The data below should be restated word for word, with every picture omitted.
• • • •
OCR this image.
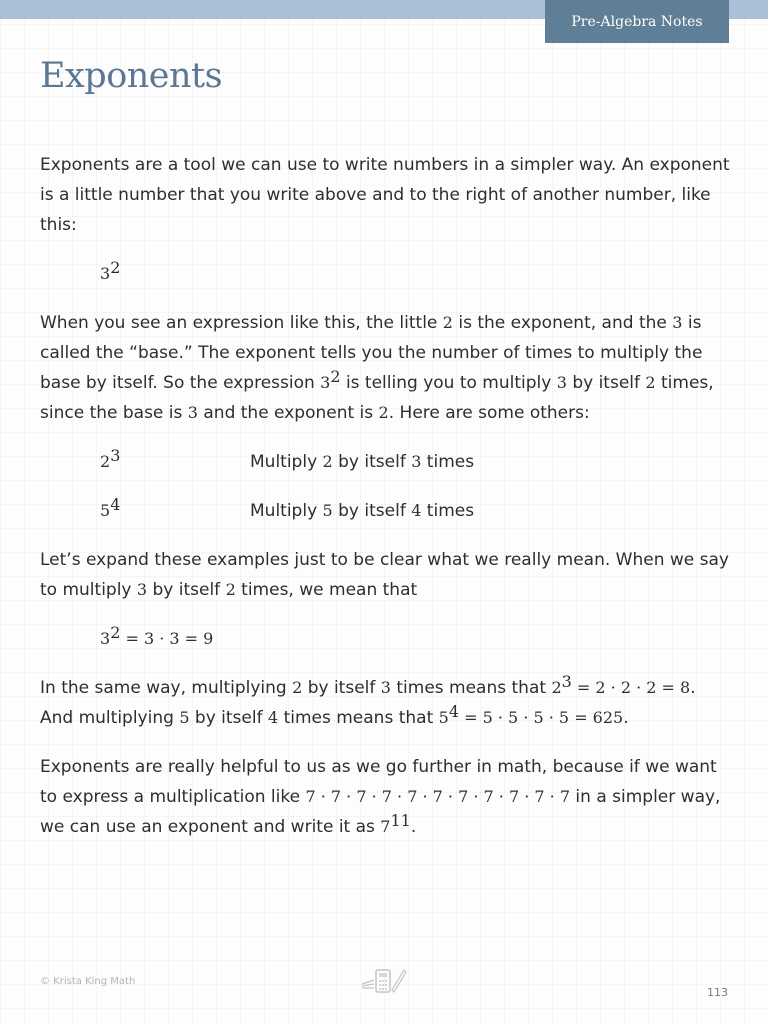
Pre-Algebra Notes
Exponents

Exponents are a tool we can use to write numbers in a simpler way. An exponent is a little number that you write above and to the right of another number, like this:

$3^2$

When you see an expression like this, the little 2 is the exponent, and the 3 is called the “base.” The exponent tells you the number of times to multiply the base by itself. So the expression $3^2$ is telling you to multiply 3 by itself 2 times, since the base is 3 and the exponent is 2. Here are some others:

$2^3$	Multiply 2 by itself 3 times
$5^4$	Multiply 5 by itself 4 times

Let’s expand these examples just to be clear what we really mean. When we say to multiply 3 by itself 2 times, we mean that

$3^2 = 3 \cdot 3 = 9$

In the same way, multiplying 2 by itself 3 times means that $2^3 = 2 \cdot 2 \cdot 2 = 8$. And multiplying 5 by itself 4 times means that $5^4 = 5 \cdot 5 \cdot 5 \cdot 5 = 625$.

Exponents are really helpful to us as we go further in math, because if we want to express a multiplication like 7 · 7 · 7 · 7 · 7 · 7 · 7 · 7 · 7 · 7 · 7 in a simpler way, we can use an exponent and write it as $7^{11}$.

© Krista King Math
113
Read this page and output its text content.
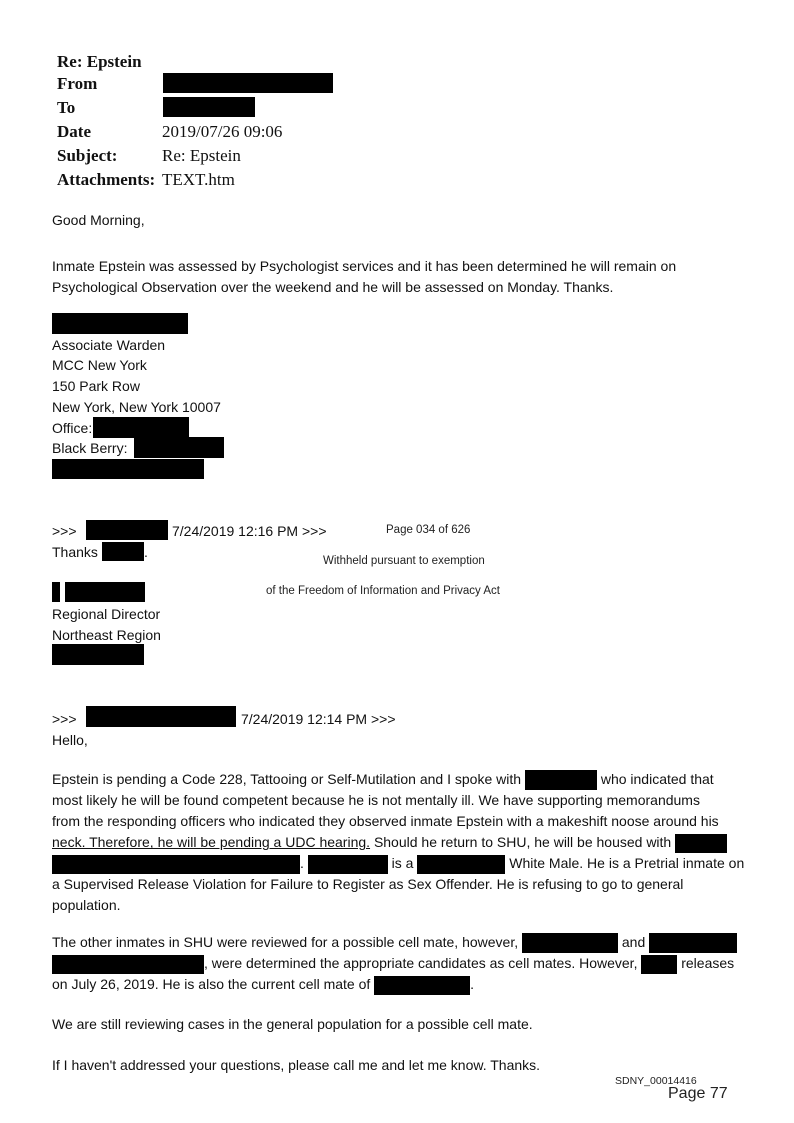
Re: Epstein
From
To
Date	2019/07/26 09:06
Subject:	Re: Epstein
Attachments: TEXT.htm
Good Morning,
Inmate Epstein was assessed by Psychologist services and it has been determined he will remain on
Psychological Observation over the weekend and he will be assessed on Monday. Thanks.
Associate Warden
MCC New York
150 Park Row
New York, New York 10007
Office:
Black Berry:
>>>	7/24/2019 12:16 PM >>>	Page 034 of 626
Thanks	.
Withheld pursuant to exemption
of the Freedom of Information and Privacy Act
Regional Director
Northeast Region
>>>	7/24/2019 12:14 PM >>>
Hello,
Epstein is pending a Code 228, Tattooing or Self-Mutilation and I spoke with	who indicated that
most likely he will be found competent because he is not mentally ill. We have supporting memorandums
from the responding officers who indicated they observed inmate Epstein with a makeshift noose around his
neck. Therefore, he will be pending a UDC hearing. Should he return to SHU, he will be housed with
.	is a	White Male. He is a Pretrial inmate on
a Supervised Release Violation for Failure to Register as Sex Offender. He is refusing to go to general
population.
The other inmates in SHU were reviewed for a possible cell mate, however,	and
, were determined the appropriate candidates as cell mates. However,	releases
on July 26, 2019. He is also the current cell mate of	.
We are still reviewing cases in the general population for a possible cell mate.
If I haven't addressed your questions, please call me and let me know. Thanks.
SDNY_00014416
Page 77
• • • •
- _RESULT FOR THIS TASK_
OCR this image.
Pre-Algebra Notes
Exponents

Exponents are a tool we can use to write numbers in a simpler way. An exponent is a little number that you write above and to the right of another number, like this:

$3^2$

When you see an expression like this, the little 2 is the exponent, and the 3 is called the “base.” The exponent tells you the number of times to multiply the base by itself. So the expression $3^2$ is telling you to multiply 3 by itself 2 times, since the base is 3 and the exponent is 2. Here are some others:

$2^3$	Multiply 2 by itself 3 times
$5^4$	Multiply 5 by itself 4 times

Let’s expand these examples just to be clear what we really mean. When we say to multiply 3 by itself 2 times, we mean that

$3^2 = 3 \cdot 3 = 9$

In the same way, multiplying 2 by itself 3 times means that $2^3 = 2 \cdot 2 \cdot 2 = 8$. And multiplying 5 by itself 4 times means that $5^4 = 5 \cdot 5 \cdot 5 \cdot 5 = 625$.

Exponents are really helpful to us as we go further in math, because if we want to express a multiplication like 7 · 7 · 7 · 7 · 7 · 7 · 7 · 7 · 7 · 7 · 7 in a simpler way, we can use an exponent and write it as $7^{11}$.

© Krista King Math
113
Read this page and output its text content.
Re: Epstein
From
To
Date	2019/07/26 09:06
Subject:	Re: Epstein
Attachments: TEXT.htm
Good Morning,
Inmate Epstein was assessed by Psychologist services and it has been determined he will remain on
Psychological Observation over the weekend and he will be assessed on Monday. Thanks.
Associate Warden
MCC New York
150 Park Row
New York, New York 10007
Office:
Black Berry:
>>>	7/24/2019 12:16 PM >>>	Page 034 of 626
Thanks	.
Withheld pursuant to exemption
of the Freedom of Information and Privacy Act
Regional Director
Northeast Region
>>>	7/24/2019 12:14 PM >>>
Hello,
Epstein is pending a Code 228, Tattooing or Self-Mutilation and I spoke with	who indicated that
most likely he will be found competent because he is not mentally ill. We have supporting memorandums
from the responding officers who indicated they observed inmate Epstein with a makeshift noose around his
neck. Therefore, he will be pending a UDC hearing. Should he return to SHU, he will be housed with
.	is a	White Male. He is a Pretrial inmate on
a Supervised Release Violation for Failure to Register as Sex Offender. He is refusing to go to general
population.
The other inmates in SHU were reviewed for a possible cell mate, however,	and
, were determined the appropriate candidates as cell mates. However,	releases
on July 26, 2019. He is also the current cell mate of	.
We are still reviewing cases in the general population for a possible cell mate.
If I haven't addressed your questions, please call me and let me know. Thanks.
SDNY_00014416
Page 77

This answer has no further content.